PROBLEM STATEMENT:
Continue the passage about artificial intelligence in the oil and gas industry, starting after its final sentence.
(PASSAGE SHOWN begins)
Elsewhere, oil field giant Halliburton says its smart workflow automation has enabled operators to  increase production by 7 per cent through learning what is working and informing human decision-making.

BP, which collects extensive information from rigs and other sites, expects AI to be crucial. “At one level, AI offers a significant opportunity to maximise the use of the vast amount of data we collect on our operations, to optimise the many physical and commercial processes that are critical,” says Morag Watson, vice president for digital innovation.

AI can handle “complex situations such as computer automation of the analysis of pipeline video inspections”, she says. Other applications include interpreting reports created by operators and engineers.

Ms Watson expects cognitive computing, an advanced form of AI, to augment employees’ decision-making by absorbing their knowledge, “allowing computers to learn and behave with human-like reasoning in the many technical domains, while assimilating more data than a human can possibly hope to”. Computers could become the constantly available technical experts “making exploration more successful, well designs more effective, and drilling faster and safer”, she says.

The challenge is achieving cultural fit. “The advent of big data and analytics allowed us to take a different approach to interpreting our large volumes of data, and this takes time to permeate an engineering culture,” says Paul Stone, senior technology principal at BP. “AI and cognitive computing are showing us we can, and need to, bring engineering and data science principles to work together.”
(PASSAGE SHOWN ends)
(ENTRIES PROVIDED begins)
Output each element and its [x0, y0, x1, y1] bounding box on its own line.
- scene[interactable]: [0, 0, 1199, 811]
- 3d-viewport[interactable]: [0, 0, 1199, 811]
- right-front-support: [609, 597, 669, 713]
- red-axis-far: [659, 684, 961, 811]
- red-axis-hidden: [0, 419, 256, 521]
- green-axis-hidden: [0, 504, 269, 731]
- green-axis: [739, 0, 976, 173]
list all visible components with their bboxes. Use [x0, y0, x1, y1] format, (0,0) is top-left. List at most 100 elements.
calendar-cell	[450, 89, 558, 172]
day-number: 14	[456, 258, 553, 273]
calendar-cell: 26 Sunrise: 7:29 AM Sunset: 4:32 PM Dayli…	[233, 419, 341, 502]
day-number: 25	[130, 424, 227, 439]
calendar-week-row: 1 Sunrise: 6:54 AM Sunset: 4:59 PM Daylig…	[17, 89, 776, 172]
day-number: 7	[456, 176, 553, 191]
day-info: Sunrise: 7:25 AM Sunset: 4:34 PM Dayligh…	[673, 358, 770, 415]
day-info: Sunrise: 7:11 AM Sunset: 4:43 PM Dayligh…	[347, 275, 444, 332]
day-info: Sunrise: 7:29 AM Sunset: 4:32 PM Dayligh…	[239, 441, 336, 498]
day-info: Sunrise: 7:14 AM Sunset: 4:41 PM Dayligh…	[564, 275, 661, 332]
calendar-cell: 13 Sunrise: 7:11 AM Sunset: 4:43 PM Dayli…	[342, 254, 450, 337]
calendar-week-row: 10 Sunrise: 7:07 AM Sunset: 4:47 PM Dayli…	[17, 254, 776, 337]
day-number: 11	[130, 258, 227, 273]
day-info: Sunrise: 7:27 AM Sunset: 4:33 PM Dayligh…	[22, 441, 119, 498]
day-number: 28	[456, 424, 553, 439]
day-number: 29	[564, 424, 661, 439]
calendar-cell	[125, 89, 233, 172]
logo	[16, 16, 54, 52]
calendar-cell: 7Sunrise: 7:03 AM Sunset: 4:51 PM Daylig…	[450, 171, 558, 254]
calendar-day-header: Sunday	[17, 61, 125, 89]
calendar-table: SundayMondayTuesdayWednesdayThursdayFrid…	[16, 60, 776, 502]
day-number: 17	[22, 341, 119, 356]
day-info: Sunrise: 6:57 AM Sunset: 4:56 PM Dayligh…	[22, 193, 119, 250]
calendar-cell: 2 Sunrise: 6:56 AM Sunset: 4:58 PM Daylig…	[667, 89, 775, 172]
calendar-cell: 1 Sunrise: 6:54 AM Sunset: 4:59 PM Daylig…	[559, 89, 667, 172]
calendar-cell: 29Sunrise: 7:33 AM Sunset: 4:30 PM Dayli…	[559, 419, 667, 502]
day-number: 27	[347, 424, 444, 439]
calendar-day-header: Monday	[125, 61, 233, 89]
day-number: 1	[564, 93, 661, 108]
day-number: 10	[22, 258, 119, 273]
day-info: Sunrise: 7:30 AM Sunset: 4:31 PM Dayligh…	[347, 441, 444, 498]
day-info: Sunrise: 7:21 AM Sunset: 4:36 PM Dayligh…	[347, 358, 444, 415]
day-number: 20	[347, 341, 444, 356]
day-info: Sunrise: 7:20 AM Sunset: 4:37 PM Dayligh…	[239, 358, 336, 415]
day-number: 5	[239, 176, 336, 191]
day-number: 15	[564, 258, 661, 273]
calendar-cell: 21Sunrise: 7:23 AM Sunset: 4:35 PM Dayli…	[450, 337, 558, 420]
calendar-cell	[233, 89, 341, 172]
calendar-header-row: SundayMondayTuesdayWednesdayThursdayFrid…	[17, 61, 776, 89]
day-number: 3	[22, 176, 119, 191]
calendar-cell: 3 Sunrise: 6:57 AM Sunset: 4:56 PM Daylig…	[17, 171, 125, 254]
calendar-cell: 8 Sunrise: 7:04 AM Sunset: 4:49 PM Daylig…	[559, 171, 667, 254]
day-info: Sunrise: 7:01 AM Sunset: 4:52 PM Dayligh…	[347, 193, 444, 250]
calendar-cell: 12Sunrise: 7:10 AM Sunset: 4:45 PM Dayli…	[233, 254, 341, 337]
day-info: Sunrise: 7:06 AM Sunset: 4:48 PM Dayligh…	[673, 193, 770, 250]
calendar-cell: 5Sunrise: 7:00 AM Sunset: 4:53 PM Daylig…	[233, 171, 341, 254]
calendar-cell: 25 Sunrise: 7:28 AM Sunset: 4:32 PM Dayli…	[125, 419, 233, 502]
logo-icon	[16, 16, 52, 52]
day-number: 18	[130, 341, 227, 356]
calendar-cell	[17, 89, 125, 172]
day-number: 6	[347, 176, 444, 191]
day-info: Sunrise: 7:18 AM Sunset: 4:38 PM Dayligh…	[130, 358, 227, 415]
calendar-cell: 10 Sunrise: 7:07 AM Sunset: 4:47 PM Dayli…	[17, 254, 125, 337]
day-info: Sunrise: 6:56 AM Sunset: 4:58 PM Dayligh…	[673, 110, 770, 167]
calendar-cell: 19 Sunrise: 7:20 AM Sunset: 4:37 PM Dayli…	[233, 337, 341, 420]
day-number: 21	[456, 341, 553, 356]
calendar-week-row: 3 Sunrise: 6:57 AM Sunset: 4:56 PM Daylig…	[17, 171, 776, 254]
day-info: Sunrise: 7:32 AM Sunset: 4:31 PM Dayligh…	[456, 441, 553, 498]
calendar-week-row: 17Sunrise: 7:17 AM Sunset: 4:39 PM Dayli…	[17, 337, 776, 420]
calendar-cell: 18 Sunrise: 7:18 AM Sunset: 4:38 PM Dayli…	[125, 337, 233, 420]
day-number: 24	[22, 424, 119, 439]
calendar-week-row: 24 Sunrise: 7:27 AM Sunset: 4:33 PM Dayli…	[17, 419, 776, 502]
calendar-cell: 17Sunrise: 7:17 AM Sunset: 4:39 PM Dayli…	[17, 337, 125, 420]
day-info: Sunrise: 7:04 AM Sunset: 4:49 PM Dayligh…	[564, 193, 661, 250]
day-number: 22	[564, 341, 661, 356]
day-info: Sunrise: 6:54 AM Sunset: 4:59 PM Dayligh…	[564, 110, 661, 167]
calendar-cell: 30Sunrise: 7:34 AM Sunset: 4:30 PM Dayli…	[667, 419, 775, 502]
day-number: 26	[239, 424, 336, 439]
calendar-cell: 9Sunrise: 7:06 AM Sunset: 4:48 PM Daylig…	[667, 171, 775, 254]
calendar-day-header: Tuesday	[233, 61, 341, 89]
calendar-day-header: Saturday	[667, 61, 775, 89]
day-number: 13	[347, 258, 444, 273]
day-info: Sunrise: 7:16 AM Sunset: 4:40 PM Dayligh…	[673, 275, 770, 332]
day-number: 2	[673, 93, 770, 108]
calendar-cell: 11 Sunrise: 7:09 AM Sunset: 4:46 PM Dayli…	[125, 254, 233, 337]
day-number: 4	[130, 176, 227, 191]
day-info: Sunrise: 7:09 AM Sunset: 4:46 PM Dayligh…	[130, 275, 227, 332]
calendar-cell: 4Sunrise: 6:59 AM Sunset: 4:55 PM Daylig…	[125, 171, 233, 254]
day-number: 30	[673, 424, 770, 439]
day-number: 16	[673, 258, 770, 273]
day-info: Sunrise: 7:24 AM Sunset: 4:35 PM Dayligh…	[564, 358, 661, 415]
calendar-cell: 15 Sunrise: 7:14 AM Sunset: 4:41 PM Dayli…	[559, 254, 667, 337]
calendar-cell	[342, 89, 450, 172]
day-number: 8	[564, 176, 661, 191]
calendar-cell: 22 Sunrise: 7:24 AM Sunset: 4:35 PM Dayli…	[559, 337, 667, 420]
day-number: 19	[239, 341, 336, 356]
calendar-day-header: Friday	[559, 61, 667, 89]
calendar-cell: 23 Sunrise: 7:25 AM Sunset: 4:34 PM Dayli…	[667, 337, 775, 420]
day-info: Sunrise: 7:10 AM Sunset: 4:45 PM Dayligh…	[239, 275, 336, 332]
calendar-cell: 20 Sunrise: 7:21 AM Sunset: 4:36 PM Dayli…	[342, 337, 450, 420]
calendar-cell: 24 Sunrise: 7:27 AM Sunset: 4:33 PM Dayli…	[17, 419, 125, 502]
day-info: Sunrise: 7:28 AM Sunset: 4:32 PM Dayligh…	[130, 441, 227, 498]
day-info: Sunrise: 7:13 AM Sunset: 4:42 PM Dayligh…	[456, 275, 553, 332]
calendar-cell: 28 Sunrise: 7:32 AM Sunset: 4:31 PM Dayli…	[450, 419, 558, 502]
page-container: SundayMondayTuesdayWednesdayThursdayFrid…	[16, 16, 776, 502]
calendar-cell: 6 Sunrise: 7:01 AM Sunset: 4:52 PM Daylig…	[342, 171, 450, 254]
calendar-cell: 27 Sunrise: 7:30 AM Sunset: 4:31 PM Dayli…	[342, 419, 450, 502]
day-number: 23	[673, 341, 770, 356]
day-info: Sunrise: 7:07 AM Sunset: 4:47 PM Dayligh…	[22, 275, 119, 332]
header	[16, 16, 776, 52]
(ENTRIES PROVIDED ends)
EXPECTED ANSWER:
REAL ESTATE

AI in real estate

 

The property and land sector sees huge potential for AI in simplifying bureaucratic procedures. Buyers and their property managers are working with law firm Mishcon de Reya’s machine-learning to improve transactions.

“Historically, people would think about sales as a flood of documents, agreements and leases,” explains Nick West, chief strategy officer at the firm. “But ultimately the process is about data and we can automate a huge amount.”

The technology enables customers to understand a deal quickly. A firm considering buying a property and being faced with huge documents can count on machine-learning to read and interpret contracts, and help determine the quality of investment. “It can also identify any problems in the lease, highlight rules around rents and find licences needed for alterations,” Mr West adds.

The company is so keen to make the most of AI that its in-house technology incubator, created to identify startups, has shortlisted six machine-learning companies among twenty of interest.

Other firms are using AI to help find property. CityBldr a startup, rapidly locates good under-used sites for developers. Its system scans properties and ranks them, an entire process that typically would have taken experts more than a month.

The system accesses 118 million data points for buyers, including other sales, permit applications, planning data, land size and topography, traffic and location. Equally, it helps sellers see whether commercial developers or house builders would pay more.

Bryan Copley, CityBldr chief executive, explains: “AI has allowed us to create a marketplace specifically for under-used real estate. Humans’ insights are imperfect, but a machine can get better all the time. It draws in over 200,000 updates overnight.” The system is currently available in Seattle but is expanding to Los Angeles and then to a raft of other American cities.

Chatbots are also increasingly important in eliminating lengthy processes. Startup Apartment Ocean has created bots that enable estate agents to answer inquiries and shape good leads. “Real estate firms use the system to secure up to five times as many leads, asking the questions they want,” says president Nick Kljaic. “The system automatically captures the data, converting it into a lead even when the agent isn’t there.

“People love to chat. Now they can have a personal conversation at any time.”